SHORT EXERCISE 1 =
List every proper name of a place (city, country or venue) in the passage about queer spaces in Melbourne.

PAGE TEXT =
The interactive tool allows users to geographically map queer memories and landmarks, recording “the cartography of queer life”.
Sifting through notes pinned against Melbourne’s most recognisable fixtures was beautiful and haunting; a showcase of the breadth of our queer experience, but too often a reminder at the fragility of our spaces.
Bars previously dedicated to lesbian and queer women now stand as sanitised vessels – a history lost, almost.
Image: Alexander Popov
What surprised me most was how the spaces we’ve held onto have evolved over time.
A message stamped to Australia’s longest running gay-owned bar The Laird, read: “Used to go to Leather Pride meetings here in the 90s and stick around for a while after, before heading to the Glasshouse down the road. Such a formative experience. Now it’s men only and it makes me sad.”
It was my own naivety that presumed their door policies were rusted relics of legacy and tradition. The Laird, I had thought, simply always catered exclusively to men.

PROVIDED ENTRIES =
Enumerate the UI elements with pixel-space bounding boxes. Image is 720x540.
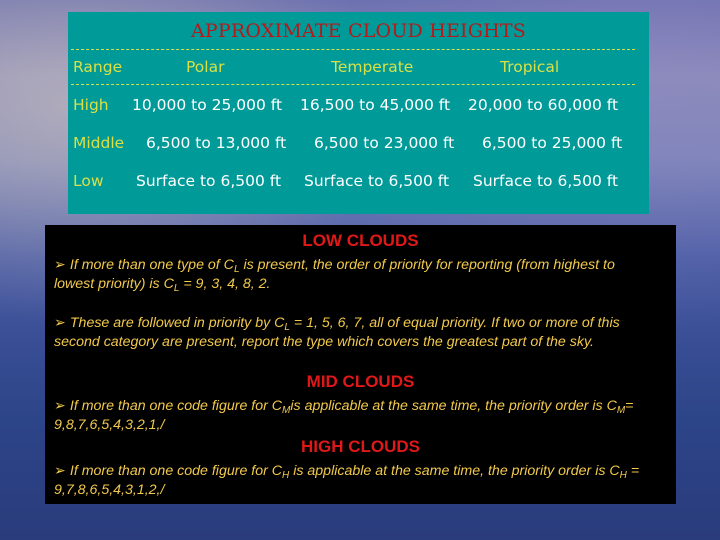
low-clouds-heading: LOW CLOUDS: [302, 231, 419, 250]
cloud-heights-table: APPROXIMATE CLOUD HEIGHTS Range Polar Te…: [68, 12, 649, 214]
range-label: Middle: [73, 134, 125, 152]
table-row: Low Surface to 6,500 ft Surface to 6,500…: [68, 172, 649, 192]
table-row: Middle 6,500 to 13,000 ft 6,500 to 23,00…: [68, 134, 649, 154]
polar-value: 6,500 to 13,000 ft: [146, 134, 287, 152]
table-row: High 10,000 to 25,000 ft 16,500 to 45,00…: [68, 96, 649, 116]
header-tropical: Tropical: [500, 58, 560, 76]
dashed-divider: [71, 49, 635, 50]
polar-value: 10,000 to 25,000 ft: [132, 96, 283, 114]
high-clouds-priority-text: ➢ If more than one code figure for CH is …: [54, 463, 640, 498]
header-temperate: Temperate: [331, 58, 414, 76]
dashed-divider: [71, 84, 635, 85]
range-label: Low: [73, 172, 104, 190]
temperate-value: 6,500 to 23,000 ft: [314, 134, 455, 152]
temperate-value: Surface to 6,500 ft: [304, 172, 450, 190]
cloud-priority-panel: LOW CLOUDS ➢ If more than one type of CL …: [45, 225, 676, 504]
low-clouds-secondary-text: ➢ These are followed in priority by CL = …: [54, 315, 620, 350]
tropical-value: 20,000 to 60,000 ft: [468, 96, 619, 114]
arrow-bullet-icon: ➢: [54, 315, 66, 331]
polar-value: Surface to 6,500 ft: [136, 172, 282, 190]
low-clouds-priority-text: ➢ If more than one type of CL is present,…: [54, 257, 615, 294]
arrow-bullet-icon: ➢: [54, 257, 66, 273]
tropical-value: 6,500 to 25,000 ft: [482, 134, 623, 152]
tropical-value: Surface to 6,500 ft: [473, 172, 619, 190]
range-label: High: [73, 96, 109, 114]
mid-clouds-priority-text: ➢ If more than one code figure for CMis a…: [54, 398, 634, 433]
mid-clouds-heading: MID CLOUDS: [306, 372, 415, 391]
header-range: Range: [73, 58, 123, 76]
header-polar: Polar: [186, 58, 225, 76]
table-header-row: Range Polar Temperate Tropical: [68, 58, 649, 78]
temperate-value: 16,500 to 45,000 ft: [300, 96, 451, 114]
high-clouds-heading: HIGH CLOUDS: [301, 437, 420, 456]
table-title: APPROXIMATE CLOUD HEIGHTS: [191, 20, 526, 42]
arrow-bullet-icon: ➢: [54, 463, 66, 479]
arrow-bullet-icon: ➢: [54, 398, 66, 414]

SHORT EXERCISE 2 =
In the records, reproduce unchanged every line from the one containing "low-clouds-heading: LOW CLOUDS: [302, 231, 419, 250]" up to and including the one containing "range-label: High: [73, 96, 109, 114]".

TASK RESPONSE 1 =
Melbourne
Australia
The Laird
the Glasshouse

TASK RESPONSE 2 =
low-clouds-heading: LOW CLOUDS: [302, 231, 419, 250]
cloud-heights-table: APPROXIMATE CLOUD HEIGHTS Range Polar Te…: [68, 12, 649, 214]
range-label: Middle: [73, 134, 125, 152]
table-row: Low Surface to 6,500 ft Surface to 6,500…: [68, 172, 649, 192]
table-row: Middle 6,500 to 13,000 ft 6,500 to 23,00…: [68, 134, 649, 154]
polar-value: 6,500 to 13,000 ft: [146, 134, 287, 152]
table-row: High 10,000 to 25,000 ft 16,500 to 45,00…: [68, 96, 649, 116]
header-tropical: Tropical: [500, 58, 560, 76]
dashed-divider: [71, 49, 635, 50]
polar-value: 10,000 to 25,000 ft: [132, 96, 283, 114]
high-clouds-priority-text: ➢ If more than one code figure for CH is …: [54, 463, 640, 498]
header-temperate: Temperate: [331, 58, 414, 76]
dashed-divider: [71, 84, 635, 85]
range-label: Low: [73, 172, 104, 190]
temperate-value: 6,500 to 23,000 ft: [314, 134, 455, 152]
temperate-value: Surface to 6,500 ft: [304, 172, 450, 190]
cloud-priority-panel: LOW CLOUDS ➢ If more than one type of CL …: [45, 225, 676, 504]
low-clouds-secondary-text: ➢ These are followed in priority by CL = …: [54, 315, 620, 350]
tropical-value: 20,000 to 60,000 ft: [468, 96, 619, 114]
arrow-bullet-icon: ➢: [54, 315, 66, 331]
polar-value: Surface to 6,500 ft: [136, 172, 282, 190]
low-clouds-priority-text: ➢ If more than one type of CL is present,…: [54, 257, 615, 294]
arrow-bullet-icon: ➢: [54, 257, 66, 273]
tropical-value: 6,500 to 25,000 ft: [482, 134, 623, 152]
tropical-value: Surface to 6,500 ft: [473, 172, 619, 190]
range-label: High: [73, 96, 109, 114]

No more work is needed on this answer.